» Directions
Could you print all the entries exactly?

» Data for the task
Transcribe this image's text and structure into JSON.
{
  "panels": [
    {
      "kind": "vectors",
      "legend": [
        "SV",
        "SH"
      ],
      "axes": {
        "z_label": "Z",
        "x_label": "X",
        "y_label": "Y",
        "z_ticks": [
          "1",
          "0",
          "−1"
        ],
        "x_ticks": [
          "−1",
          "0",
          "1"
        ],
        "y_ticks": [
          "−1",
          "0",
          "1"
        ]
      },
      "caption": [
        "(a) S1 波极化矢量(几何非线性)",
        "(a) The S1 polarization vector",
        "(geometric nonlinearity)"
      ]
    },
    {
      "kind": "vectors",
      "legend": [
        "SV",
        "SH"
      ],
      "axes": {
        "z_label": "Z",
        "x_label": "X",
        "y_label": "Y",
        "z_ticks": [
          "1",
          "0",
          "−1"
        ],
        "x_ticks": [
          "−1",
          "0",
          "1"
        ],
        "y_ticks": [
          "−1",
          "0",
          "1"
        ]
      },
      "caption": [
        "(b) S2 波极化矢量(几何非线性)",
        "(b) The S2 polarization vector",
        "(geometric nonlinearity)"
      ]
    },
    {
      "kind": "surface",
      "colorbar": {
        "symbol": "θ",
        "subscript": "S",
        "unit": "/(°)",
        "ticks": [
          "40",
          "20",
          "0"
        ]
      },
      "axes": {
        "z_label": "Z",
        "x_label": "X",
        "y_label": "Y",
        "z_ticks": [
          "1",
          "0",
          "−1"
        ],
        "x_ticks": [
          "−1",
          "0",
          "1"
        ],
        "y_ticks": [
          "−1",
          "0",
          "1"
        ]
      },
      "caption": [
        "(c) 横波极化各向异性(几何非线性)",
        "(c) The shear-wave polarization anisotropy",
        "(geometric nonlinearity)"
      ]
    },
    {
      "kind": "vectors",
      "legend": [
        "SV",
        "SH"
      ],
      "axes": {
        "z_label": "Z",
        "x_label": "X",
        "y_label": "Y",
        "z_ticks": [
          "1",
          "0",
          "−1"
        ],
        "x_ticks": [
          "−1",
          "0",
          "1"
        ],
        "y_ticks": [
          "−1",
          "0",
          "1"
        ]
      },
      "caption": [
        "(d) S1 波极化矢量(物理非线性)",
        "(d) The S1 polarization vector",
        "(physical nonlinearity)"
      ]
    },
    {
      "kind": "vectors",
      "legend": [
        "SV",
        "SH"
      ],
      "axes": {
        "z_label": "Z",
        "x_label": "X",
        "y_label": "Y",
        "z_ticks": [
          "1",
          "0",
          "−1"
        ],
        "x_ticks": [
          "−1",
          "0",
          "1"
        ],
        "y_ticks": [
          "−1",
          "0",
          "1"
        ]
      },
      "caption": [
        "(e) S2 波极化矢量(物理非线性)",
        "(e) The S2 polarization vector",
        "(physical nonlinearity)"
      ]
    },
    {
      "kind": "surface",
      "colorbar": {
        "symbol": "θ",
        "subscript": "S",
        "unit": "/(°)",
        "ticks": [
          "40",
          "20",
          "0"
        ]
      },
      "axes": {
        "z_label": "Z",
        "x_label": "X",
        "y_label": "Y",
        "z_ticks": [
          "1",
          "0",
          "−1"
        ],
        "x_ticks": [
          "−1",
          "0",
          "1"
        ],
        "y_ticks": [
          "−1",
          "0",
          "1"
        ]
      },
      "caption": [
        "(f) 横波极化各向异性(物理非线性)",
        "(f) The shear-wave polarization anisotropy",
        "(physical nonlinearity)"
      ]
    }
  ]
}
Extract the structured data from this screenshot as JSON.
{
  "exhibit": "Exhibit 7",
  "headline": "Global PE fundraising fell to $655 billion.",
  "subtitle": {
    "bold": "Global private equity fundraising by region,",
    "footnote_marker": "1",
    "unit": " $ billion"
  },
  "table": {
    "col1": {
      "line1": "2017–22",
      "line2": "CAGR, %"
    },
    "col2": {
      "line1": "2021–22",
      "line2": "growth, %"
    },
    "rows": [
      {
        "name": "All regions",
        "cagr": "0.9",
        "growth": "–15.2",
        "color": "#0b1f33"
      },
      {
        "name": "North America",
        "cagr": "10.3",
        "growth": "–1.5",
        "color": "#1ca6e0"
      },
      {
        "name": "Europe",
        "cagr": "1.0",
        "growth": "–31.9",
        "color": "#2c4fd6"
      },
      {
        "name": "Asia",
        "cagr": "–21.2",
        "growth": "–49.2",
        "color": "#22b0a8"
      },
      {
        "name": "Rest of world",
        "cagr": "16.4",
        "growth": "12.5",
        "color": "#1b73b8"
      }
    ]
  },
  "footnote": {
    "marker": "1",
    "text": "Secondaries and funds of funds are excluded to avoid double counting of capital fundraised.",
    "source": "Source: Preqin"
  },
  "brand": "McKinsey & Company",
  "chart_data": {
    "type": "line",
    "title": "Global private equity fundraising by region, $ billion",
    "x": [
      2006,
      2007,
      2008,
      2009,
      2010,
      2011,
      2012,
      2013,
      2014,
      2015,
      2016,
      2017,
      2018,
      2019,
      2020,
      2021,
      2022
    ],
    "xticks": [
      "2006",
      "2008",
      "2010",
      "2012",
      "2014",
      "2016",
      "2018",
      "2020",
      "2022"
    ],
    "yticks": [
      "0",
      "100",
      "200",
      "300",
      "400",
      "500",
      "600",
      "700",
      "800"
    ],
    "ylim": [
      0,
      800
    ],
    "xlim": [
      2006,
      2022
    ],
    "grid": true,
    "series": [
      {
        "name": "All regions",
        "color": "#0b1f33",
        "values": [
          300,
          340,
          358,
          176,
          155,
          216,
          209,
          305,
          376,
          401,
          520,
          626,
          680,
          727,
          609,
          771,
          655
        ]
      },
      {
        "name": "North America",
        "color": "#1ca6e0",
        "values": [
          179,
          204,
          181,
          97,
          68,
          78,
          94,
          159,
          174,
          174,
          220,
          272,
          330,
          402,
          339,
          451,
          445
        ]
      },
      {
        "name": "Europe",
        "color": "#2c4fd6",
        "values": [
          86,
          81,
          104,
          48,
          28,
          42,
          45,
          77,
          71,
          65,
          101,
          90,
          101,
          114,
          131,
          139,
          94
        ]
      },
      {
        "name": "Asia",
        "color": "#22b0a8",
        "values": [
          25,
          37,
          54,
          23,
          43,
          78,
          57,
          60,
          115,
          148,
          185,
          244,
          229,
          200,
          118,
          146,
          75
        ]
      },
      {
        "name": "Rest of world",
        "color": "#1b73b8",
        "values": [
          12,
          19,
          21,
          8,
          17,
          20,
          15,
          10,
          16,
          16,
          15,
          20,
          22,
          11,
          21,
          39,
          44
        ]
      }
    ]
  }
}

» Result of the exercise
Transcribe this image's text and structure into JSON.
{
  "panels": [
    {
      "kind": "vectors",
      "legend": [
        "SV",
        "SH"
      ],
      "axes": {
        "z_label": "Z",
        "x_label": "X",
        "y_label": "Y",
        "z_ticks": [
          "1",
          "0",
          "−1"
        ],
        "x_ticks": [
          "−1",
          "0",
          "1"
        ],
        "y_ticks": [
          "−1",
          "0",
          "1"
        ]
      },
      "caption": [
        "(a) S1 波极化矢量(几何非线性)",
        "(a) The S1 polarization vector",
        "(geometric nonlinearity)"
      ]
    },
    {
      "kind": "vectors",
      "legend": [
        "SV",
        "SH"
      ],
      "axes": {
        "z_label": "Z",
        "x_label": "X",
        "y_label": "Y",
        "z_ticks": [
          "1",
          "0",
          "−1"
        ],
        "x_ticks": [
          "−1",
          "0",
          "1"
        ],
        "y_ticks": [
          "−1",
          "0",
          "1"
        ]
      },
      "caption": [
        "(b) S2 波极化矢量(几何非线性)",
        "(b) The S2 polarization vector",
        "(geometric nonlinearity)"
      ]
    },
    {
      "kind": "surface",
      "colorbar": {
        "symbol": "θ",
        "subscript": "S",
        "unit": "/(°)",
        "ticks": [
          "40",
          "20",
          "0"
        ]
      },
      "axes": {
        "z_label": "Z",
        "x_label": "X",
        "y_label": "Y",
        "z_ticks": [
          "1",
          "0",
          "−1"
        ],
        "x_ticks": [
          "−1",
          "0",
          "1"
        ],
        "y_ticks": [
          "−1",
          "0",
          "1"
        ]
      },
      "caption": [
        "(c) 横波极化各向异性(几何非线性)",
        "(c) The shear-wave polarization anisotropy",
        "(geometric nonlinearity)"
      ]
    },
    {
      "kind": "vectors",
      "legend": [
        "SV",
        "SH"
      ],
      "axes": {
        "z_label": "Z",
        "x_label": "X",
        "y_label": "Y",
        "z_ticks": [
          "1",
          "0",
          "−1"
        ],
        "x_ticks": [
          "−1",
          "0",
          "1"
        ],
        "y_ticks": [
          "−1",
          "0",
          "1"
        ]
      },
      "caption": [
        "(d) S1 波极化矢量(物理非线性)",
        "(d) The S1 polarization vector",
        "(physical nonlinearity)"
      ]
    },
    {
      "kind": "vectors",
      "legend": [
        "SV",
        "SH"
      ],
      "axes": {
        "z_label": "Z",
        "x_label": "X",
        "y_label": "Y",
        "z_ticks": [
          "1",
          "0",
          "−1"
        ],
        "x_ticks": [
          "−1",
          "0",
          "1"
        ],
        "y_ticks": [
          "−1",
          "0",
          "1"
        ]
      },
      "caption": [
        "(e) S2 波极化矢量(物理非线性)",
        "(e) The S2 polarization vector",
        "(physical nonlinearity)"
      ]
    },
    {
      "kind": "surface",
      "colorbar": {
        "symbol": "θ",
        "subscript": "S",
        "unit": "/(°)",
        "ticks": [
          "40",
          "20",
          "0"
        ]
      },
      "axes": {
        "z_label": "Z",
        "x_label": "X",
        "y_label": "Y",
        "z_ticks": [
          "1",
          "0",
          "−1"
        ],
        "x_ticks": [
          "−1",
          "0",
          "1"
        ],
        "y_ticks": [
          "−1",
          "0",
          "1"
        ]
      },
      "caption": [
        "(f) 横波极化各向异性(物理非线性)",
        "(f) The shear-wave polarization anisotropy",
        "(physical nonlinearity)"
      ]
    }
  ]
}
Extract the structured data from this screenshot as JSON.
{
  "exhibit": "Exhibit 7",
  "headline": "Global PE fundraising fell to $655 billion.",
  "subtitle": {
    "bold": "Global private equity fundraising by region,",
    "footnote_marker": "1",
    "unit": " $ billion"
  },
  "table": {
    "col1": {
      "line1": "2017–22",
      "line2": "CAGR, %"
    },
    "col2": {
      "line1": "2021–22",
      "line2": "growth, %"
    },
    "rows": [
      {
        "name": "All regions",
        "cagr": "0.9",
        "growth": "–15.2",
        "color": "#0b1f33"
      },
      {
        "name": "North America",
        "cagr": "10.3",
        "growth": "–1.5",
        "color": "#1ca6e0"
      },
      {
        "name": "Europe",
        "cagr": "1.0",
        "growth": "–31.9",
        "color": "#2c4fd6"
      },
      {
        "name": "Asia",
        "cagr": "–21.2",
        "growth": "–49.2",
        "color": "#22b0a8"
      },
      {
        "name": "Rest of world",
        "cagr": "16.4",
        "growth": "12.5",
        "color": "#1b73b8"
      }
    ]
  },
  "footnote": {
    "marker": "1",
    "text": "Secondaries and funds of funds are excluded to avoid double counting of capital fundraised.",
    "source": "Source: Preqin"
  },
  "brand": "McKinsey & Company",
  "chart_data": {
    "type": "line",
    "title": "Global private equity fundraising by region, $ billion",
    "x": [
      2006,
      2007,
      2008,
      2009,
      2010,
      2011,
      2012,
      2013,
      2014,
      2015,
      2016,
      2017,
      2018,
      2019,
      2020,
      2021,
      2022
    ],
    "xticks": [
      "2006",
      "2008",
      "2010",
      "2012",
      "2014",
      "2016",
      "2018",
      "2020",
      "2022"
    ],
    "yticks": [
      "0",
      "100",
      "200",
      "300",
      "400",
      "500",
      "600",
      "700",
      "800"
    ],
    "ylim": [
      0,
      800
    ],
    "xlim": [
      2006,
      2022
    ],
    "grid": true,
    "series": [
      {
        "name": "All regions",
        "color": "#0b1f33",
        "values": [
          300,
          340,
          358,
          176,
          155,
          216,
          209,
          305,
          376,
          401,
          520,
          626,
          680,
          727,
          609,
          771,
          655
        ]
      },
      {
        "name": "North America",
        "color": "#1ca6e0",
        "values": [
          179,
          204,
          181,
          97,
          68,
          78,
          94,
          159,
          174,
          174,
          220,
          272,
          330,
          402,
          339,
          451,
          445
        ]
      },
      {
        "name": "Europe",
        "color": "#2c4fd6",
        "values": [
          86,
          81,
          104,
          48,
          28,
          42,
          45,
          77,
          71,
          65,
          101,
          90,
          101,
          114,
          131,
          139,
          94
        ]
      },
      {
        "name": "Asia",
        "color": "#22b0a8",
        "values": [
          25,
          37,
          54,
          23,
          43,
          78,
          57,
          60,
          115,
          148,
          185,
          244,
          229,
          200,
          118,
          146,
          75
        ]
      },
      {
        "name": "Rest of world",
        "color": "#1b73b8",
        "values": [
          12,
          19,
          21,
          8,
          17,
          20,
          15,
          10,
          16,
          16,
          15,
          20,
          22,
          11,
          21,
          39,
          44
        ]
      }
    ]
  }
}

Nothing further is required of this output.